Short problem:
Locate and copy each line in the data that contains the word "JSON".

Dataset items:

........

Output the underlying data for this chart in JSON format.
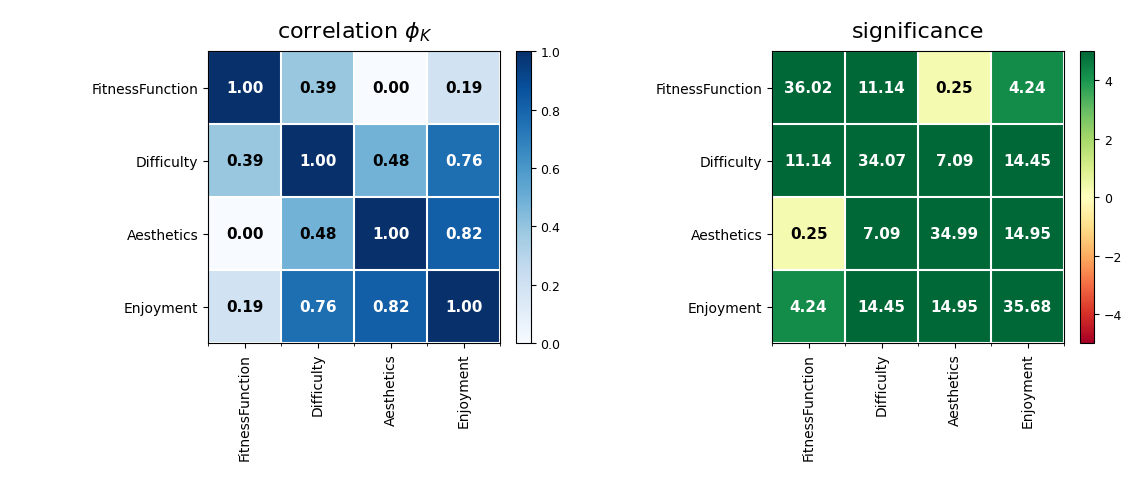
{
  "labels": [
    "FitnessFunction",
    "Difficulty",
    "Aesthetics",
    "Enjoyment"
  ],
  "corr_matrix": [
    [
      1.0,
      0.39,
      0.0,
      0.19
    ],
    [
      0.39,
      1.0,
      0.48,
      0.76
    ],
    [
      0.0,
      0.48,
      1.0,
      0.82
    ],
    [
      0.19,
      0.76,
      0.82,
      1.0
    ]
  ],
  "sig_matrix": [
    [
      36.02,
      11.14,
      0.25,
      4.24
    ],
    [
      11.14,
      34.07,
      7.09,
      14.45
    ],
    [
      0.25,
      7.09,
      34.99,
      14.95
    ],
    [
      4.24,
      14.45,
      14.95,
      35.68
    ]
  ],
  "corr_title": "correlation $\\phi_K$",
  "sig_title": "significance",
  "corr_cmap": "Blues",
  "sig_cmap": "RdYlGn",
  "corr_vmin": 0.0,
  "corr_vmax": 1.0,
  "sig_vmin": -5,
  "sig_vmax": 5,
  "corr_text_color_threshold": 0.5,
  "sig_text_color_threshold": 3.0,
  "fig_width": 11.47,
  "fig_height": 4.81,
  "title_fontsize": 16,
  "tick_fontsize": 10,
  "cell_fontsize": 11,
  "corr_cbar_ticks": [
    0.0,
    0.2,
    0.4,
    0.6,
    0.8,
    1.0
  ],
  "sig_cbar_ticks": [
    -4,
    -2,
    0,
    2,
    4
  ]
}
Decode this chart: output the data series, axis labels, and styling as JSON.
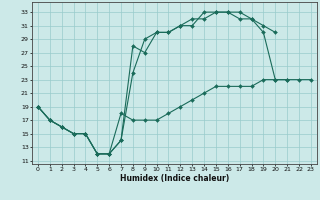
{
  "xlabel": "Humidex (Indice chaleur)",
  "bg_color": "#cce9e8",
  "grid_color": "#99cccc",
  "line_color": "#1a6b5a",
  "xlim": [
    -0.5,
    23.5
  ],
  "ylim": [
    10.5,
    34.5
  ],
  "yticks": [
    11,
    13,
    15,
    17,
    19,
    21,
    23,
    25,
    27,
    29,
    31,
    33
  ],
  "xticks": [
    0,
    1,
    2,
    3,
    4,
    5,
    6,
    7,
    8,
    9,
    10,
    11,
    12,
    13,
    14,
    15,
    16,
    17,
    18,
    19,
    20,
    21,
    22,
    23
  ],
  "line1_x": [
    0,
    1,
    2,
    3,
    4,
    5,
    6,
    7,
    8,
    9,
    10,
    11,
    12,
    13,
    14,
    15,
    16,
    17,
    18,
    19,
    20,
    21
  ],
  "line1_y": [
    19,
    17,
    16,
    15,
    15,
    12,
    12,
    14,
    24,
    29,
    30,
    30,
    31,
    31,
    33,
    33,
    33,
    32,
    32,
    30,
    23,
    23
  ],
  "line2_x": [
    0,
    1,
    2,
    3,
    4,
    5,
    6,
    7,
    8,
    9,
    10,
    11,
    12,
    13,
    14,
    15,
    16,
    17,
    18,
    19,
    20
  ],
  "line2_y": [
    19,
    17,
    16,
    15,
    15,
    12,
    12,
    14,
    28,
    27,
    30,
    30,
    31,
    32,
    32,
    33,
    33,
    33,
    32,
    31,
    30
  ],
  "line3_x": [
    0,
    1,
    2,
    3,
    4,
    5,
    6,
    7,
    8,
    9,
    10,
    11,
    12,
    13,
    14,
    15,
    16,
    17,
    18,
    19,
    20,
    21,
    22,
    23
  ],
  "line3_y": [
    19,
    17,
    16,
    15,
    15,
    12,
    12,
    18,
    17,
    17,
    17,
    18,
    19,
    20,
    21,
    22,
    22,
    22,
    22,
    23,
    23,
    23,
    23,
    23
  ],
  "xlabel_fontsize": 5.5,
  "tick_fontsize": 4.5,
  "linewidth": 0.8,
  "markersize": 2.0
}
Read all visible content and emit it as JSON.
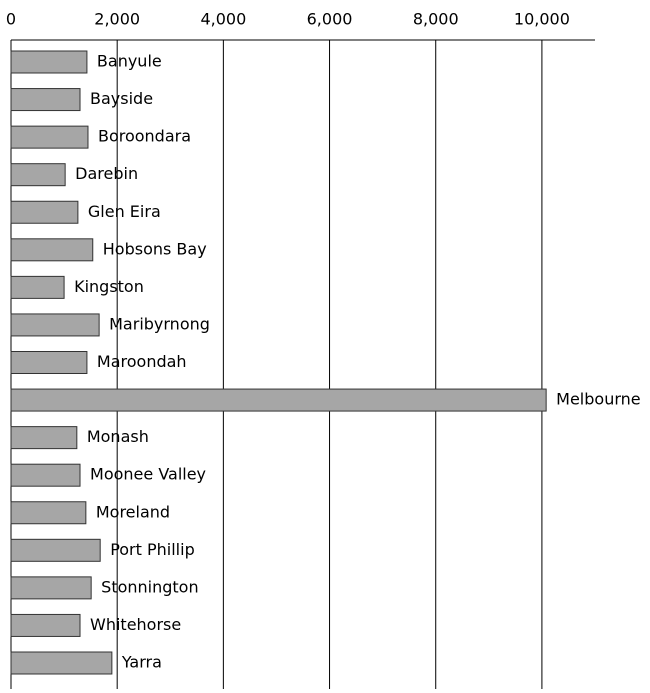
{
  "chart_data": {
    "type": "hbar",
    "categories": [
      "Banyule",
      "Bayside",
      "Boroondara",
      "Darebin",
      "Glen Eira",
      "Hobsons Bay",
      "Kingston",
      "Maribyrnong",
      "Maroondah",
      "Melbourne",
      "Monash",
      "Moonee Valley",
      "Moreland",
      "Port Phillip",
      "Stonnington",
      "Whitehorse",
      "Yarra"
    ],
    "values": [
      1430,
      1300,
      1450,
      1020,
      1260,
      1540,
      1000,
      1660,
      1430,
      10080,
      1240,
      1300,
      1410,
      1680,
      1510,
      1300,
      1900
    ],
    "color": "#a6a6a6",
    "xlim": [
      0,
      11000
    ],
    "xticks": [
      0,
      {
        "value": 2000,
        "label": "2,000"
      },
      {
        "value": 4000,
        "label": "4,000"
      },
      {
        "value": 6000,
        "label": "6,000"
      },
      {
        "value": 8000,
        "label": "8,000"
      },
      {
        "value": 10000,
        "label": "10,000"
      }
    ],
    "grid": true
  }
}
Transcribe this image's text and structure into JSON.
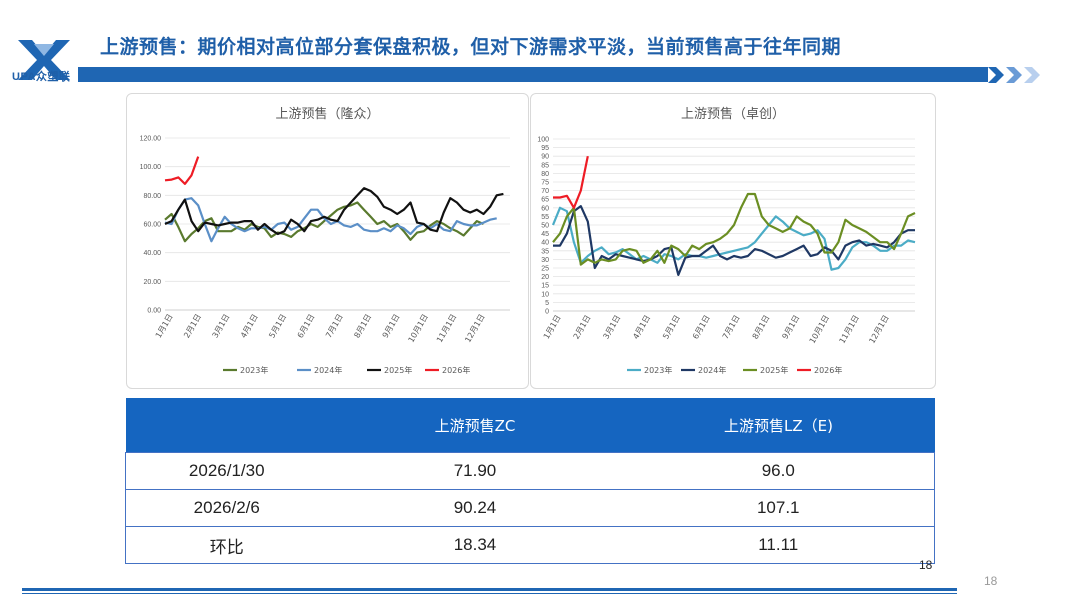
{
  "header": {
    "logo_text": "UPA众塑联",
    "title": "上游预售：期价相对高位部分套保盘积极，但对下游需求平淡，当前预售高于往年同期"
  },
  "colors": {
    "brand_blue": "#1f66b3",
    "table_header": "#1565c0",
    "y2023": "#5a7a2e",
    "y2024": "#5b8fc7",
    "y2025": "#111111",
    "y2026": "#ee1c25",
    "lz2023": "#4bacc6",
    "lz2024": "#1f3864",
    "lz2025": "#6b8e23"
  },
  "chart_data": [
    {
      "type": "line",
      "title": "上游预售（隆众）",
      "ylim": [
        0,
        120
      ],
      "yticks": [
        "0.00",
        "20.00",
        "40.00",
        "60.00",
        "80.00",
        "100.00",
        "120.00"
      ],
      "x_ticks": [
        "1月1日",
        "2月1日",
        "3月1日",
        "4月1日",
        "5月1日",
        "6月1日",
        "7月1日",
        "8月1日",
        "9月1日",
        "10月1日",
        "11月1日",
        "12月1日"
      ],
      "grid": true,
      "legend_position": "bottom",
      "series": [
        {
          "name": "2023年",
          "color_key": "y2023",
          "values": [
            63,
            67,
            58,
            48,
            53,
            57,
            62,
            64,
            55,
            55,
            55,
            58,
            56,
            60,
            58,
            57,
            51,
            54,
            53,
            51,
            55,
            57,
            60,
            58,
            62,
            66,
            70,
            72,
            73,
            75,
            70,
            65,
            60,
            62,
            58,
            60,
            55,
            49,
            54,
            55,
            59,
            62,
            60,
            57,
            55,
            52,
            57,
            62,
            60
          ]
        },
        {
          "name": "2024年",
          "color_key": "y2024",
          "values": [
            61,
            60,
            70,
            77,
            78,
            73,
            60,
            48,
            57,
            65,
            60,
            57,
            55,
            57,
            57,
            58,
            56,
            60,
            61,
            56,
            58,
            64,
            70,
            70,
            64,
            60,
            62,
            59,
            58,
            60,
            56,
            55,
            55,
            57,
            55,
            59,
            57,
            53,
            58,
            60,
            57,
            60,
            56,
            55,
            62,
            60,
            59,
            59,
            61,
            63,
            64
          ]
        },
        {
          "name": "2025年",
          "color_key": "y2025",
          "values": [
            60,
            62,
            70,
            77,
            62,
            55,
            61,
            60,
            59,
            60,
            61,
            61,
            62,
            62,
            56,
            60,
            56,
            53,
            55,
            63,
            60,
            55,
            62,
            63,
            65,
            63,
            62,
            70,
            75,
            80,
            85,
            83,
            79,
            72,
            70,
            67,
            70,
            75,
            61,
            60,
            56,
            55,
            68,
            78,
            75,
            70,
            68,
            70,
            67,
            72,
            80,
            81
          ]
        },
        {
          "name": "2026年",
          "color_key": "y2026",
          "values": [
            90.5,
            91,
            92.5,
            88,
            94,
            107
          ]
        }
      ]
    },
    {
      "type": "line",
      "title": "上游预售（卓创）",
      "ylim": [
        0,
        100
      ],
      "yticks": [
        "0",
        "5",
        "10",
        "15",
        "20",
        "25",
        "30",
        "35",
        "40",
        "45",
        "50",
        "55",
        "60",
        "65",
        "70",
        "75",
        "80",
        "85",
        "90",
        "95",
        "100"
      ],
      "x_ticks": [
        "1月1日",
        "2月1日",
        "3月1日",
        "4月1日",
        "5月1日",
        "6月1日",
        "7月1日",
        "8月1日",
        "9月1日",
        "10月1日",
        "11月1日",
        "12月1日"
      ],
      "grid": true,
      "legend_position": "bottom",
      "series": [
        {
          "name": "2023年",
          "color_key": "lz2023",
          "values": [
            50,
            60,
            58,
            40,
            28,
            32,
            35,
            37,
            33,
            34,
            36,
            33,
            30,
            32,
            30,
            28,
            33,
            32,
            30,
            33,
            32,
            32,
            31,
            32,
            33,
            34,
            35,
            36,
            37,
            40,
            45,
            50,
            55,
            52,
            48,
            46,
            44,
            45,
            47,
            42,
            24,
            25,
            30,
            37,
            40,
            40,
            38,
            35,
            35,
            38,
            38,
            41,
            40
          ]
        },
        {
          "name": "2024年",
          "color_key": "lz2024",
          "values": [
            38,
            38,
            45,
            58,
            61,
            52,
            25,
            32,
            30,
            33,
            32,
            31,
            30,
            29,
            30,
            32,
            36,
            37,
            21,
            31,
            32,
            32,
            35,
            38,
            32,
            30,
            32,
            31,
            32,
            36,
            35,
            33,
            31,
            32,
            34,
            36,
            38,
            32,
            33,
            37,
            35,
            30,
            38,
            40,
            41,
            38,
            39,
            38,
            37,
            40,
            45,
            47,
            47
          ]
        },
        {
          "name": "2025年",
          "color_key": "lz2025",
          "values": [
            40,
            45,
            55,
            60,
            27,
            30,
            28,
            30,
            29,
            30,
            35,
            36,
            35,
            28,
            30,
            35,
            28,
            38,
            36,
            32,
            38,
            36,
            39,
            40,
            42,
            45,
            50,
            60,
            68,
            68,
            55,
            50,
            48,
            46,
            48,
            55,
            52,
            50,
            45,
            34,
            34,
            40,
            53,
            50,
            48,
            46,
            43,
            40,
            40,
            36,
            45,
            55,
            57
          ]
        },
        {
          "name": "2026年",
          "color_key": "y2026",
          "values": [
            66,
            66,
            67,
            60,
            70,
            90
          ]
        }
      ]
    }
  ],
  "table": {
    "headers": [
      "",
      "上游预售ZC",
      "上游预售LZ（E)"
    ],
    "rows": [
      [
        "2026/1/30",
        "71.90",
        "96.0"
      ],
      [
        "2026/2/6",
        "90.24",
        "107.1"
      ],
      [
        "环比",
        "18.34",
        "11.11"
      ]
    ]
  },
  "footer": {
    "page_inner": "18",
    "page_outer": "18"
  }
}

........

Task response:
Output the underlying data for this chart in JSON format.
Decode this chart: output the data series, axis labels, and styling as JSON.
Read all visible content and emit it as JSON.
Transcribe this image's text and structure into JSON.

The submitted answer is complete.